## Problem
Reproduce the whole listing, character for character.

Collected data
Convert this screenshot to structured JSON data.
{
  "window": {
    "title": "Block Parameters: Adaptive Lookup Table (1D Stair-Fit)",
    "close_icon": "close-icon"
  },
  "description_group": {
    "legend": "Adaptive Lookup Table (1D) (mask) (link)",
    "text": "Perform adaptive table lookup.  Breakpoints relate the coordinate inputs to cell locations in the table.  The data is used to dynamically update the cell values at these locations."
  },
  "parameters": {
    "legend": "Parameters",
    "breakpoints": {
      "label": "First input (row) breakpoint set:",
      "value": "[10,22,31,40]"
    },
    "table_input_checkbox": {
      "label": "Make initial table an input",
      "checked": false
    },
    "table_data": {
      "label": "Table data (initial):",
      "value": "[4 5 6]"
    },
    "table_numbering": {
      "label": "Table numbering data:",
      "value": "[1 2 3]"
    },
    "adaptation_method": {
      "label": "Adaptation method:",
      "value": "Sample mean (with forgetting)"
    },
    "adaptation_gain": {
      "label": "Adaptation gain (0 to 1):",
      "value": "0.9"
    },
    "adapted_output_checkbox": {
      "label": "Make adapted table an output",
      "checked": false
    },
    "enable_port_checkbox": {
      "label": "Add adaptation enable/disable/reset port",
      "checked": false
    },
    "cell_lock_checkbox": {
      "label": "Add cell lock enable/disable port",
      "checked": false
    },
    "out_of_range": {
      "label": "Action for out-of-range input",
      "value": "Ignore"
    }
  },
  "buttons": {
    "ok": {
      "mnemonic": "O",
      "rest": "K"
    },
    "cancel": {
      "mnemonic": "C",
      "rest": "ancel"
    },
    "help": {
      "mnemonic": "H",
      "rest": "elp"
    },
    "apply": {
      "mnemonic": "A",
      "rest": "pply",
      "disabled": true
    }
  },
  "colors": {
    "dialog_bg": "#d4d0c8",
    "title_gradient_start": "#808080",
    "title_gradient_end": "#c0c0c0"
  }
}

## Answer to the problem
Convert this screenshot to structured JSON data.
{
  "window": {
    "title": "Block Parameters: Adaptive Lookup Table (1D Stair-Fit)",
    "close_icon": "close-icon"
  },
  "description_group": {
    "legend": "Adaptive Lookup Table (1D) (mask) (link)",
    "text": "Perform adaptive table lookup.  Breakpoints relate the coordinate inputs to cell locations in the table.  The data is used to dynamically update the cell values at these locations."
  },
  "parameters": {
    "legend": "Parameters",
    "breakpoints": {
      "label": "First input (row) breakpoint set:",
      "value": "[10,22,31,40]"
    },
    "table_input_checkbox": {
      "label": "Make initial table an input",
      "checked": false
    },
    "table_data": {
      "label": "Table data (initial):",
      "value": "[4 5 6]"
    },
    "table_numbering": {
      "label": "Table numbering data:",
      "value": "[1 2 3]"
    },
    "adaptation_method": {
      "label": "Adaptation method:",
      "value": "Sample mean (with forgetting)"
    },
    "adaptation_gain": {
      "label": "Adaptation gain (0 to 1):",
      "value": "0.9"
    },
    "adapted_output_checkbox": {
      "label": "Make adapted table an output",
      "checked": false
    },
    "enable_port_checkbox": {
      "label": "Add adaptation enable/disable/reset port",
      "checked": false
    },
    "cell_lock_checkbox": {
      "label": "Add cell lock enable/disable port",
      "checked": false
    },
    "out_of_range": {
      "label": "Action for out-of-range input",
      "value": "Ignore"
    }
  },
  "buttons": {
    "ok": {
      "mnemonic": "O",
      "rest": "K"
    },
    "cancel": {
      "mnemonic": "C",
      "rest": "ancel"
    },
    "help": {
      "mnemonic": "H",
      "rest": "elp"
    },
    "apply": {
      "mnemonic": "A",
      "rest": "pply",
      "disabled": true
    }
  },
  "colors": {
    "dialog_bg": "#d4d0c8",
    "title_gradient_start": "#808080",
    "title_gradient_end": "#c0c0c0"
  }
}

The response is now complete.